── DATA FOR THIS EXERCISE ──

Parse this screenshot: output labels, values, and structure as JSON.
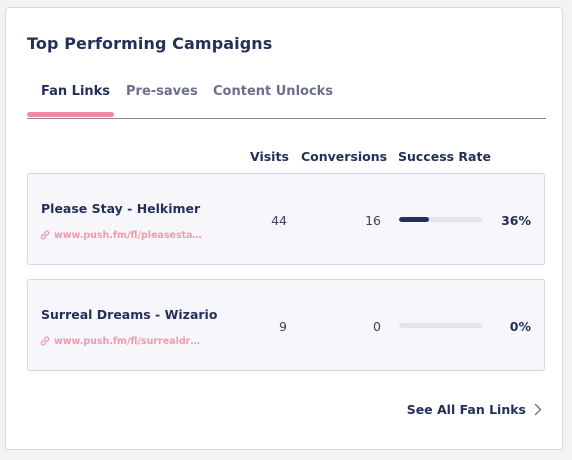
{
  "card": {
    "title": "Top Performing Campaigns"
  },
  "tabs": [
    {
      "label": "Fan Links",
      "active": true
    },
    {
      "label": "Pre-saves",
      "active": false
    },
    {
      "label": "Content Unlocks",
      "active": false
    }
  ],
  "columns": {
    "visits": "Visits",
    "conversions": "Conversions",
    "success_rate": "Success Rate"
  },
  "rows": [
    {
      "name": "Please Stay - Helkimer",
      "link": "www.push.fm/fl/pleasestayh…",
      "visits": "44",
      "conversions": "16",
      "success_rate": "36%",
      "success_fraction": 0.36
    },
    {
      "name": "Surreal Dreams - Wizario",
      "link": "www.push.fm/fl/surrealdreams",
      "visits": "9",
      "conversions": "0",
      "success_rate": "0%",
      "success_fraction": 0
    }
  ],
  "footer": {
    "see_all_label": "See All Fan Links"
  },
  "colors": {
    "primary": "#25305a",
    "accent_pink": "#ee8aa2",
    "link_pink": "#f09aae",
    "bar_track": "#e3e5ec"
  },
  "icons": {
    "link": "link-icon",
    "chevron": "chevron-right-icon"
  }
}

───

TASK STATEMENT: Copy out each line exactly, without the pictures.

ANSWER:
Parse this screenshot: output labels, values, and structure as JSON.
{
  "card": {
    "title": "Top Performing Campaigns"
  },
  "tabs": [
    {
      "label": "Fan Links",
      "active": true
    },
    {
      "label": "Pre-saves",
      "active": false
    },
    {
      "label": "Content Unlocks",
      "active": false
    }
  ],
  "columns": {
    "visits": "Visits",
    "conversions": "Conversions",
    "success_rate": "Success Rate"
  },
  "rows": [
    {
      "name": "Please Stay - Helkimer",
      "link": "www.push.fm/fl/pleasestayh…",
      "visits": "44",
      "conversions": "16",
      "success_rate": "36%",
      "success_fraction": 0.36
    },
    {
      "name": "Surreal Dreams - Wizario",
      "link": "www.push.fm/fl/surrealdreams",
      "visits": "9",
      "conversions": "0",
      "success_rate": "0%",
      "success_fraction": 0
    }
  ],
  "footer": {
    "see_all_label": "See All Fan Links"
  },
  "colors": {
    "primary": "#25305a",
    "accent_pink": "#ee8aa2",
    "link_pink": "#f09aae",
    "bar_track": "#e3e5ec"
  },
  "icons": {
    "link": "link-icon",
    "chevron": "chevron-right-icon"
  }
}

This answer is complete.